▸ **Records for this exercise**:
****************************************
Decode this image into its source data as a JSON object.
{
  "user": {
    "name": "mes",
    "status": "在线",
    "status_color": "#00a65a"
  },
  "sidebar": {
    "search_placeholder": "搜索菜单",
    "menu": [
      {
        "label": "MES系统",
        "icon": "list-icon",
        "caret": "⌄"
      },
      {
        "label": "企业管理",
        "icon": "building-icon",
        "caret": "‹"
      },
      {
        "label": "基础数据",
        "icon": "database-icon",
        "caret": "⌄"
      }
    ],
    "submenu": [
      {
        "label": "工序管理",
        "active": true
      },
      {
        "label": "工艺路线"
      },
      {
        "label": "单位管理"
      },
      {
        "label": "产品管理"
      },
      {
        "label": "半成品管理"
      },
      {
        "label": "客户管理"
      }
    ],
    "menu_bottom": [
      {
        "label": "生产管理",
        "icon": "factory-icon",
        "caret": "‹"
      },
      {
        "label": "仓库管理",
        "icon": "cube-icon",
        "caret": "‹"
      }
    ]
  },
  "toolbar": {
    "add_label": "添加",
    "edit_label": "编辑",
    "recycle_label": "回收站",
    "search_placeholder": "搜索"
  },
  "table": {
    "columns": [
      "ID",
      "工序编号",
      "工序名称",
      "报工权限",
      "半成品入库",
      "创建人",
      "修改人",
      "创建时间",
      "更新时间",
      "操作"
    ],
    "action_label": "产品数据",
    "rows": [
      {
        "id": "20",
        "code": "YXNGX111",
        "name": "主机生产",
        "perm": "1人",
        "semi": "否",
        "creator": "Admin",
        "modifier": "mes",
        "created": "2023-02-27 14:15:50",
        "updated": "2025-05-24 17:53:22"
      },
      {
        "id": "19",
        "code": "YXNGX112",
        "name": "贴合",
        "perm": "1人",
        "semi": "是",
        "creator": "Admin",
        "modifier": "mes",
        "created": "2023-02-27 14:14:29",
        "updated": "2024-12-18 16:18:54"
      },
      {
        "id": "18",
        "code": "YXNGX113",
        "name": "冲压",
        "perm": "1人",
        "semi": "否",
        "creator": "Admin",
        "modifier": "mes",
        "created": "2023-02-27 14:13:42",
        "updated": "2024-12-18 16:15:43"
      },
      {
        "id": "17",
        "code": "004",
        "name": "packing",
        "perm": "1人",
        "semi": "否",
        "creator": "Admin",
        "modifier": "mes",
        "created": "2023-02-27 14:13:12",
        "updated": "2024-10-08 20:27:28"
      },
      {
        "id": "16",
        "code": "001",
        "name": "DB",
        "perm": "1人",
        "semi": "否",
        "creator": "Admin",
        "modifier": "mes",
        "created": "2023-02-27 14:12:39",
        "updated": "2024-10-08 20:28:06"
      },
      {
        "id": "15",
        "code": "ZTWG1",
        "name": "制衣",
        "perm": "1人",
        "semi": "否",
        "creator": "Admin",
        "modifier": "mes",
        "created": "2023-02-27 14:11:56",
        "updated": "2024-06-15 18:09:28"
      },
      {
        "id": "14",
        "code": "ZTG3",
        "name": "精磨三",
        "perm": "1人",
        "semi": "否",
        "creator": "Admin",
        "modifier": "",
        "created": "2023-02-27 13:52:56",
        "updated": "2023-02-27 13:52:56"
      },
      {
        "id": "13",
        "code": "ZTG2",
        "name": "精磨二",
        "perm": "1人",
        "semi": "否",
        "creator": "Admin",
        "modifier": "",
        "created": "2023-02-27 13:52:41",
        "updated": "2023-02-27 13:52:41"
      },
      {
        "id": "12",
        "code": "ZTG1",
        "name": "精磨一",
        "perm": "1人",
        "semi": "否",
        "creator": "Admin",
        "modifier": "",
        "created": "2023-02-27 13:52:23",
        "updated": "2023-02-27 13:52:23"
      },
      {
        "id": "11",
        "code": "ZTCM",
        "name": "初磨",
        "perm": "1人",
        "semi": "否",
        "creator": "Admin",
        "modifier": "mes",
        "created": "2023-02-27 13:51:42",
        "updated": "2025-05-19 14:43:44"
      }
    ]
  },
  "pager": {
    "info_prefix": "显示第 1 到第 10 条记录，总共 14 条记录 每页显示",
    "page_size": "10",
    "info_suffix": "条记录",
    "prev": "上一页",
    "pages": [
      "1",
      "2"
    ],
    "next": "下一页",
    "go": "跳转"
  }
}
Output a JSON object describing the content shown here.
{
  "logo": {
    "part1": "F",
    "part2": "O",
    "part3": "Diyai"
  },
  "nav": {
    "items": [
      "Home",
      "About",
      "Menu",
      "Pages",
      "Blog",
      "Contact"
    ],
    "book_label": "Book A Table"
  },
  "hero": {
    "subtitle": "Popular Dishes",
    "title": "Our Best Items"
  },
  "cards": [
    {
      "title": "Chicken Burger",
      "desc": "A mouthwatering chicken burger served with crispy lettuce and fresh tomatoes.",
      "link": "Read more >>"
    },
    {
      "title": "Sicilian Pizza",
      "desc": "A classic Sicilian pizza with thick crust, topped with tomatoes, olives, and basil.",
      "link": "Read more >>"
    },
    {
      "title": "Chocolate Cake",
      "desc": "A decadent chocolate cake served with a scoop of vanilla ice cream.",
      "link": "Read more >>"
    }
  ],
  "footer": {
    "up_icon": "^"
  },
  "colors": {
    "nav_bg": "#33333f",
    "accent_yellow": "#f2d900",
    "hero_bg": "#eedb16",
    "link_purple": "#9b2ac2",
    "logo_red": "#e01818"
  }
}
****************************************
Copy each line that contains the word "with".

▸ **Result for this exercise**:
      "desc": "A mouthwatering chicken burger served with crispy lettuce and fresh tomatoes.",
      "desc": "A classic Sicilian pizza with thick crust, topped with tomatoes, olives, and basil.",
      "desc": "A decadent chocolate cake served with a scoop of vanilla ice cream.",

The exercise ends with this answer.